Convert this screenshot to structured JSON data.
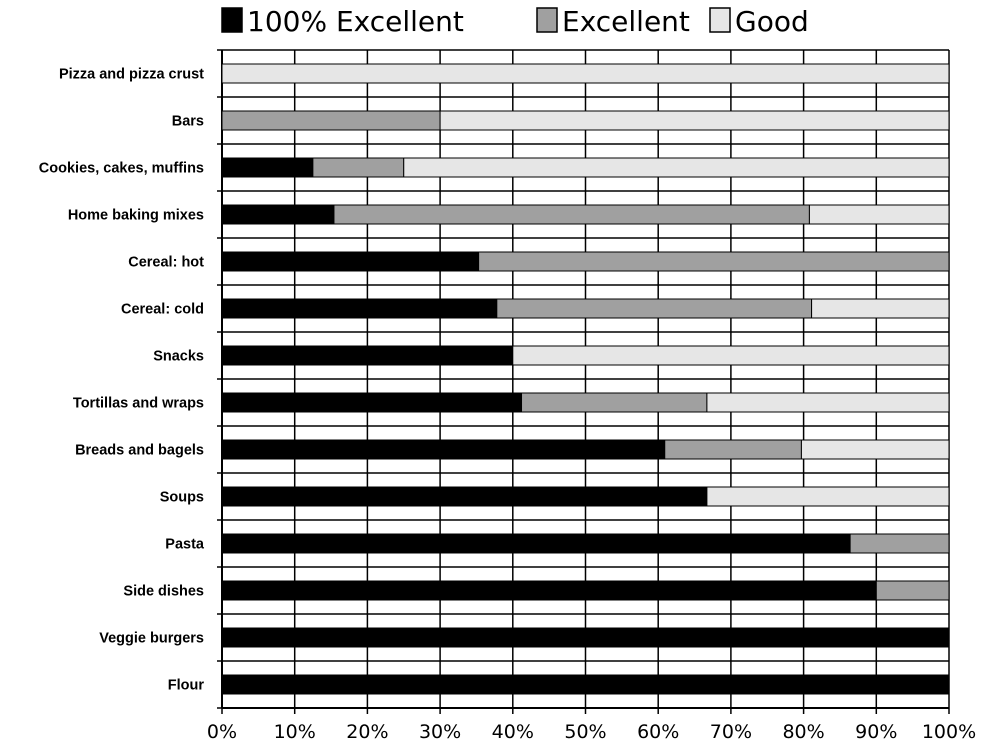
{
  "chart_data": {
    "type": "bar",
    "orientation": "horizontal",
    "stacked": true,
    "percent_stacked": true,
    "categories": [
      "Pizza and pizza crust",
      "Bars",
      "Cookies, cakes, muffins",
      "Home baking mixes",
      "Cereal: hot",
      "Cereal: cold",
      "Snacks",
      "Tortillas and wraps",
      "Breads and bagels",
      "Soups",
      "Pasta",
      "Side dishes",
      "Veggie burgers",
      "Flour"
    ],
    "series": [
      {
        "name": "100% Excellent",
        "color": "#000000",
        "values": [
          0,
          0,
          12.5,
          15.4,
          35.3,
          37.8,
          40,
          41.2,
          60.9,
          66.7,
          86.4,
          90,
          100,
          100
        ]
      },
      {
        "name": "Excellent",
        "color": "#a0a0a0",
        "values": [
          0,
          30,
          12.5,
          65.4,
          64.7,
          43.3,
          0,
          25.5,
          18.8,
          0,
          13.6,
          10,
          0,
          0
        ]
      },
      {
        "name": "Good",
        "color": "#e6e6e6",
        "values": [
          100,
          70,
          75,
          19.2,
          0,
          18.9,
          60,
          33.3,
          20.3,
          33.3,
          0,
          0,
          0,
          0
        ]
      }
    ],
    "x_tick_labels": [
      "0%",
      "10%",
      "20%",
      "30%",
      "40%",
      "50%",
      "60%",
      "70%",
      "80%",
      "90%",
      "100%"
    ],
    "xlim": [
      0,
      100
    ],
    "title": "",
    "xlabel": "",
    "ylabel": "",
    "grid": true,
    "legend_position": "top"
  }
}
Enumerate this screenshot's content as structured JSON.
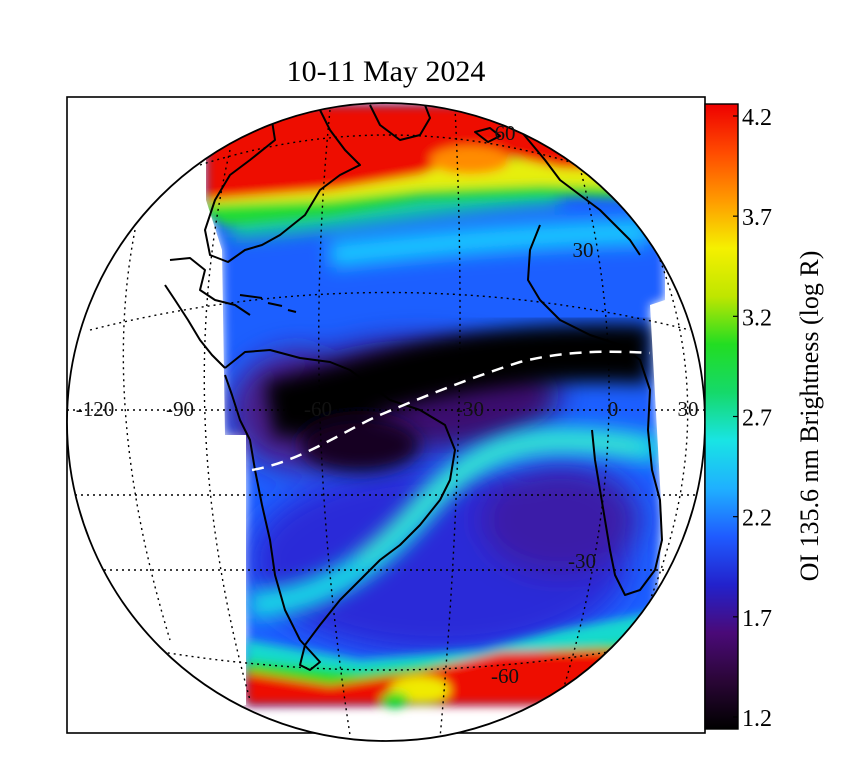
{
  "title": "10-11 May 2024",
  "colorbar": {
    "label": "OI 135.6 nm Brightness (log R)",
    "ticks": [
      "4.2",
      "3.7",
      "3.2",
      "2.7",
      "2.2",
      "1.7",
      "1.2"
    ],
    "range": [
      1.2,
      4.2
    ],
    "colormap": [
      "#000000",
      "#2a0636",
      "#4a0a78",
      "#2222cc",
      "#1f5bff",
      "#1fb0ff",
      "#19e4e4",
      "#15d96a",
      "#22dd22",
      "#bfe600",
      "#f5f000",
      "#ff9a00",
      "#ff4a00",
      "#ee0000"
    ]
  },
  "map": {
    "projection": "orthographic",
    "longitude_labels": [
      "-120",
      "-90",
      "-60",
      "-30",
      "0",
      "30"
    ],
    "latitude_labels": [
      "60",
      "30",
      "-30",
      "-60"
    ],
    "equator_label": "0",
    "magnetic_equator": "dashed-white",
    "features": [
      "North America",
      "South America",
      "Africa",
      "Europe",
      "Caribbean"
    ]
  }
}
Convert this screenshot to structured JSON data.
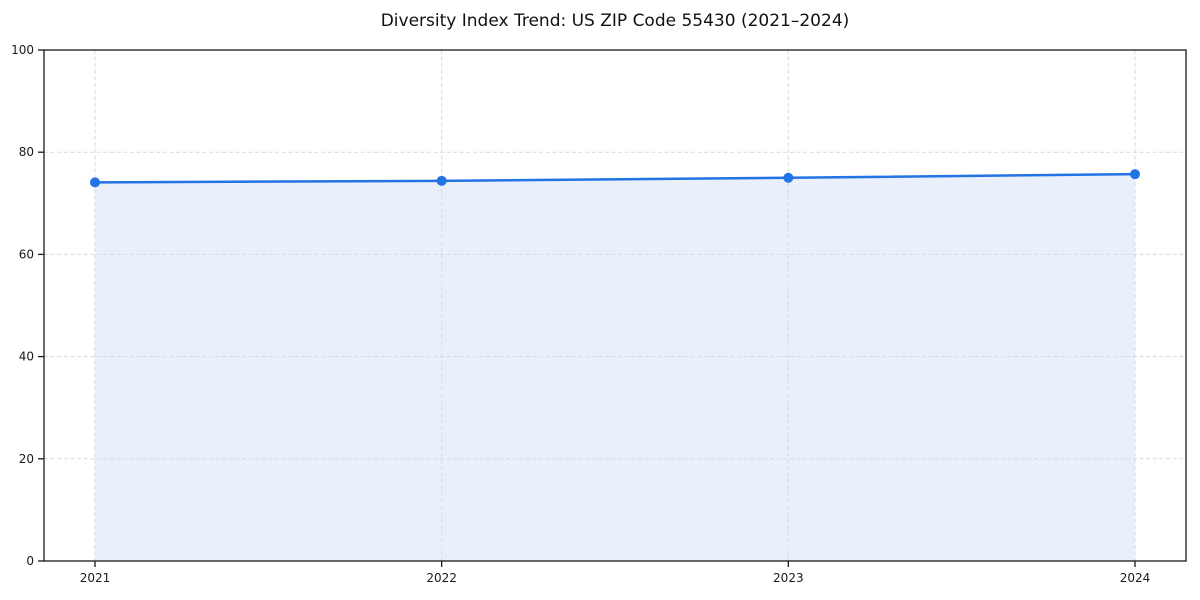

DESCRIPTION OF THE TASK - Return to the listing above and set it down exactly, leaving out its pictures.

CORRECT RESULT -
Convert this screenshot to structured JSON data.
{
  "chart_data": {
    "type": "bar",
    "orientation": "horizontal",
    "stacked": true,
    "percent_stacked": true,
    "categories": [
      "Pizza and pizza crust",
      "Bars",
      "Cookies, cakes, muffins",
      "Home baking mixes",
      "Cereal: hot",
      "Cereal: cold",
      "Snacks",
      "Tortillas and wraps",
      "Breads and bagels",
      "Soups",
      "Pasta",
      "Side dishes",
      "Veggie burgers",
      "Flour"
    ],
    "series": [
      {
        "name": "100% Excellent",
        "color": "#000000",
        "values": [
          0,
          0,
          12.5,
          15.4,
          35.3,
          37.8,
          40,
          41.2,
          60.9,
          66.7,
          86.4,
          90,
          100,
          100
        ]
      },
      {
        "name": "Excellent",
        "color": "#a0a0a0",
        "values": [
          0,
          30,
          12.5,
          65.4,
          64.7,
          43.3,
          0,
          25.5,
          18.8,
          0,
          13.6,
          10,
          0,
          0
        ]
      },
      {
        "name": "Good",
        "color": "#e6e6e6",
        "values": [
          100,
          70,
          75,
          19.2,
          0,
          18.9,
          60,
          33.3,
          20.3,
          33.3,
          0,
          0,
          0,
          0
        ]
      }
    ],
    "x_tick_labels": [
      "0%",
      "10%",
      "20%",
      "30%",
      "40%",
      "50%",
      "60%",
      "70%",
      "80%",
      "90%",
      "100%"
    ],
    "xlim": [
      0,
      100
    ],
    "title": "",
    "xlabel": "",
    "ylabel": "",
    "grid": true,
    "legend_position": "top"
  }
}
Enumerate this screenshot's content as structured JSON.
{
  "title": "10-11 May 2024",
  "colorbar": {
    "label": "OI 135.6 nm Brightness (log R)",
    "ticks": [
      "4.2",
      "3.7",
      "3.2",
      "2.7",
      "2.2",
      "1.7",
      "1.2"
    ],
    "range": [
      1.2,
      4.2
    ],
    "colormap": [
      "#000000",
      "#2a0636",
      "#4a0a78",
      "#2222cc",
      "#1f5bff",
      "#1fb0ff",
      "#19e4e4",
      "#15d96a",
      "#22dd22",
      "#bfe600",
      "#f5f000",
      "#ff9a00",
      "#ff4a00",
      "#ee0000"
    ]
  },
  "map": {
    "projection": "orthographic",
    "longitude_labels": [
      "-120",
      "-90",
      "-60",
      "-30",
      "0",
      "30"
    ],
    "latitude_labels": [
      "60",
      "30",
      "-30",
      "-60"
    ],
    "equator_label": "0",
    "magnetic_equator": "dashed-white",
    "features": [
      "North America",
      "South America",
      "Africa",
      "Europe",
      "Caribbean"
    ]
  }
}
Convert this screenshot to structured JSON data.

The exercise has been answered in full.